Data entries:
** BEGIN **

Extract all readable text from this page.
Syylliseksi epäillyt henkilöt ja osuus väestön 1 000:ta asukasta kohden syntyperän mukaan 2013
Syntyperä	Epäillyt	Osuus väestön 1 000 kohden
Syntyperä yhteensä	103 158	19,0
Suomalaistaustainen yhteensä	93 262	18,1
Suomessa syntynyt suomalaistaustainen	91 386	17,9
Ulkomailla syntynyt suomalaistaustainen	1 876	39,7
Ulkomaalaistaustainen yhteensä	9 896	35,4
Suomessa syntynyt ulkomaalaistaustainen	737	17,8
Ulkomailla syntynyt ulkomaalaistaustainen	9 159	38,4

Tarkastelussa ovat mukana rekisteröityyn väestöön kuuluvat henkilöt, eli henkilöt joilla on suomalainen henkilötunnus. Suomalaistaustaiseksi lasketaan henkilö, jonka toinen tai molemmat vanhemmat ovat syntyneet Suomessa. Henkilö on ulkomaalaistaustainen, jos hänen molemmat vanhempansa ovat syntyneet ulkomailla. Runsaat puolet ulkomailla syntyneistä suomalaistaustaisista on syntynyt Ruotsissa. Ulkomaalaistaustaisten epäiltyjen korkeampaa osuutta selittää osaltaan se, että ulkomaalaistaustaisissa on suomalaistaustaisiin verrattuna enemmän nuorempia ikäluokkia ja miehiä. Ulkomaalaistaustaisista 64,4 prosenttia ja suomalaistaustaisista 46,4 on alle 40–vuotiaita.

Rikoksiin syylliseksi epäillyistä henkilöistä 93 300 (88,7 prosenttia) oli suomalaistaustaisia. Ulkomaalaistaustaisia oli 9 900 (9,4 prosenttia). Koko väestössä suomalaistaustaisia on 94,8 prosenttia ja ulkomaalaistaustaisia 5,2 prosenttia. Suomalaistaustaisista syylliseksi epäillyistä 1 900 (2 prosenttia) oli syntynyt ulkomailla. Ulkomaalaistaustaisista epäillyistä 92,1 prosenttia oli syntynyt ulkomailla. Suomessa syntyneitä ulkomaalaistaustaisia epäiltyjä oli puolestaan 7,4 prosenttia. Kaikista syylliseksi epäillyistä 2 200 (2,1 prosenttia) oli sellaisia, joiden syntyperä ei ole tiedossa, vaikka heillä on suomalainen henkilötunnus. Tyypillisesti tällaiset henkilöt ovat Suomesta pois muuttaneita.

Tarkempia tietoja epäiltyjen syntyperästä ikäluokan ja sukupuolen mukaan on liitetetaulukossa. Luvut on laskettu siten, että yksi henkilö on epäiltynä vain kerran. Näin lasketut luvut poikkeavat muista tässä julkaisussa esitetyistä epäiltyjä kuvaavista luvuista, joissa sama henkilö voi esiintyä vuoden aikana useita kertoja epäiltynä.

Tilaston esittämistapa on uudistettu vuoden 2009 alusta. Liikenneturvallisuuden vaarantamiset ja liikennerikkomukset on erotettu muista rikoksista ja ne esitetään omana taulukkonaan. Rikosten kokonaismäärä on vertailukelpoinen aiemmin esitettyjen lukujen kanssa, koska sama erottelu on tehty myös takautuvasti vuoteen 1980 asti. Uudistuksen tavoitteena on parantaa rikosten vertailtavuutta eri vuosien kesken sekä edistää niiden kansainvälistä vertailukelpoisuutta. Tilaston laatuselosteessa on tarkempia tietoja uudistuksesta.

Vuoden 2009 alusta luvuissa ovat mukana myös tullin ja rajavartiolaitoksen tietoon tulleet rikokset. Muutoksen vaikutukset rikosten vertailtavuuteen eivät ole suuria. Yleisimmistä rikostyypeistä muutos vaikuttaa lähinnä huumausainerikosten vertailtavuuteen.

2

** END **
** BEGIN **

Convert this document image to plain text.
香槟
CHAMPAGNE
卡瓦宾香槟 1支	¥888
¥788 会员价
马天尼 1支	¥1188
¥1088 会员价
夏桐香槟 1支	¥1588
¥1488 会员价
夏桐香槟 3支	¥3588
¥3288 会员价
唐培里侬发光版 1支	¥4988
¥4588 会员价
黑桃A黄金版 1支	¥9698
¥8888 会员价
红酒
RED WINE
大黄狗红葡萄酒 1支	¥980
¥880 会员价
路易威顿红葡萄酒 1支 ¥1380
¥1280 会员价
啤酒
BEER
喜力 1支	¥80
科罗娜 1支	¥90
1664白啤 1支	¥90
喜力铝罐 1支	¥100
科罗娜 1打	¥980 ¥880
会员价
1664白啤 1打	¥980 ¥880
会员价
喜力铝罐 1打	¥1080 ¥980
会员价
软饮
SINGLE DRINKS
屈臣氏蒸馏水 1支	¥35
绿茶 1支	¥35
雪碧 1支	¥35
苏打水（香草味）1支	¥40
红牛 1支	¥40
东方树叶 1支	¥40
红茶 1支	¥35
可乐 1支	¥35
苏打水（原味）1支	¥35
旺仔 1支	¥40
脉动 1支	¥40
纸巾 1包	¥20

** END **

Search the data above for lines holding "yhteensä" and copy each of them.

*ANSWER*.
Syntyperä yhteensä	103 158	19,0
Suomalaistaustainen yhteensä	93 262	18,1
Ulkomaalaistaustainen yhteensä	9 896	35,4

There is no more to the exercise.